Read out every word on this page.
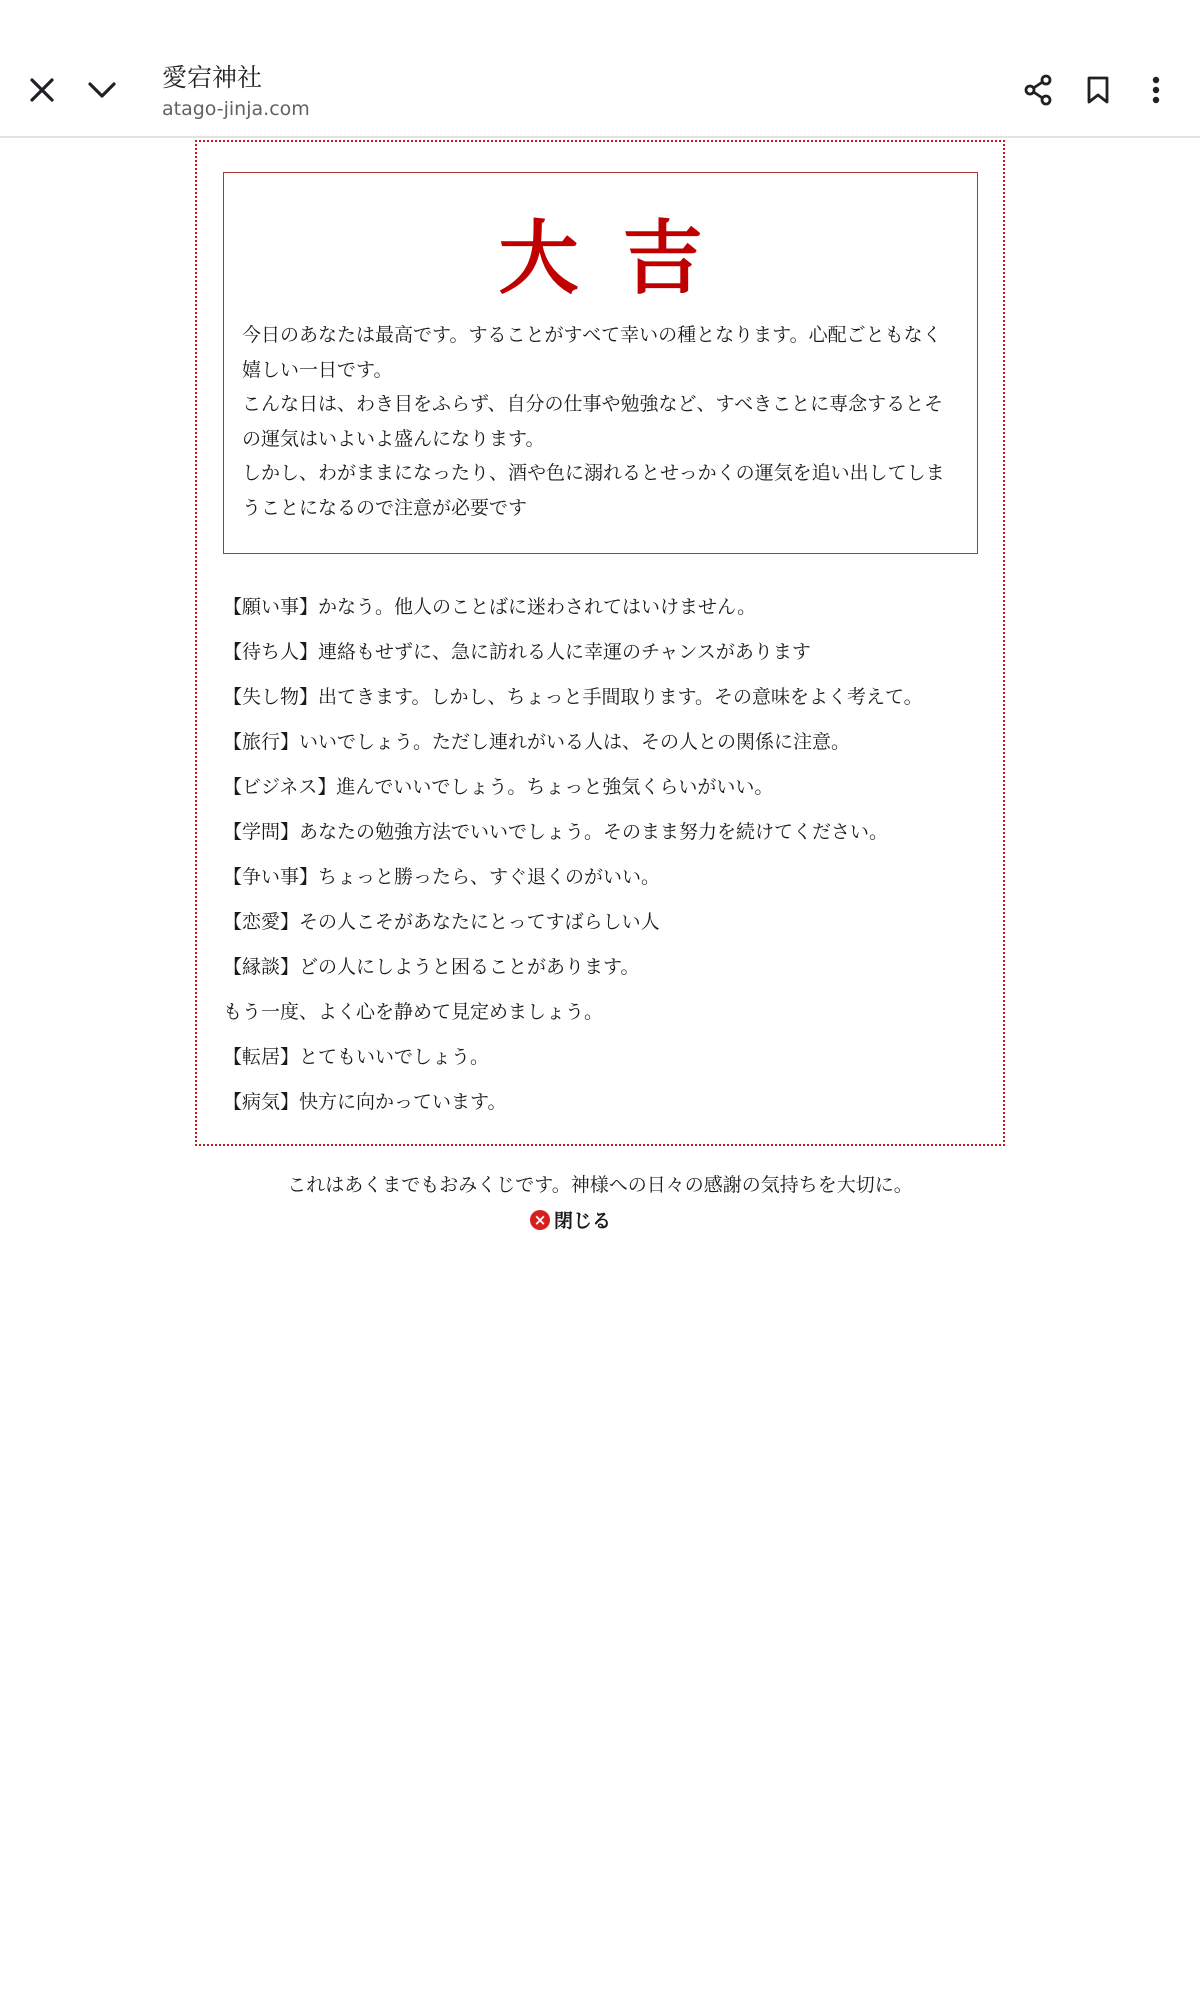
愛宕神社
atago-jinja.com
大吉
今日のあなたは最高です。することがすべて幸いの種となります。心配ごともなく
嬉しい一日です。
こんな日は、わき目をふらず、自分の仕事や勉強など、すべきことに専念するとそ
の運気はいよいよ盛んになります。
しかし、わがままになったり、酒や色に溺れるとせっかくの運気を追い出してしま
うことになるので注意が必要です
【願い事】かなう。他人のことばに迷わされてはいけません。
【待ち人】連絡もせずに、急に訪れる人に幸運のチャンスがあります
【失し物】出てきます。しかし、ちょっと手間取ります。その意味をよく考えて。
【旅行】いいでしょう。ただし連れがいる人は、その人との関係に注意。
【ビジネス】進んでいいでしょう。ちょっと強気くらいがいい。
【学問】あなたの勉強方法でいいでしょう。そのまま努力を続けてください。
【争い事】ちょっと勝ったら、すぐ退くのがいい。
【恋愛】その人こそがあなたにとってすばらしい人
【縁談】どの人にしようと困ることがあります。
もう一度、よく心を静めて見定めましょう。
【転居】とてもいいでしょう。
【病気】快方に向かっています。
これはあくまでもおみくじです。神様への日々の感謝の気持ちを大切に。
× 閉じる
★ ★ ★ ★ ★
Without the pictures, restate each entry exactly.

Read out every word on this page.
愛宕神社
atago-jinja.com
大吉
今日のあなたは最高です。することがすべて幸いの種となります。心配ごともなく
嬉しい一日です。
こんな日は、わき目をふらず、自分の仕事や勉強など、すべきことに専念するとそ
の運気はいよいよ盛んになります。
しかし、わがままになったり、酒や色に溺れるとせっかくの運気を追い出してしま
うことになるので注意が必要です
【願い事】かなう。他人のことばに迷わされてはいけません。
【待ち人】連絡もせずに、急に訪れる人に幸運のチャンスがあります
【失し物】出てきます。しかし、ちょっと手間取ります。その意味をよく考えて。
【旅行】いいでしょう。ただし連れがいる人は、その人との関係に注意。
【ビジネス】進んでいいでしょう。ちょっと強気くらいがいい。
【学問】あなたの勉強方法でいいでしょう。そのまま努力を続けてください。
【争い事】ちょっと勝ったら、すぐ退くのがいい。
【恋愛】その人こそがあなたにとってすばらしい人
【縁談】どの人にしようと困ることがあります。
もう一度、よく心を静めて見定めましょう。
【転居】とてもいいでしょう。
【病気】快方に向かっています。
これはあくまでもおみくじです。神様への日々の感謝の気持ちを大切に。
× 閉じる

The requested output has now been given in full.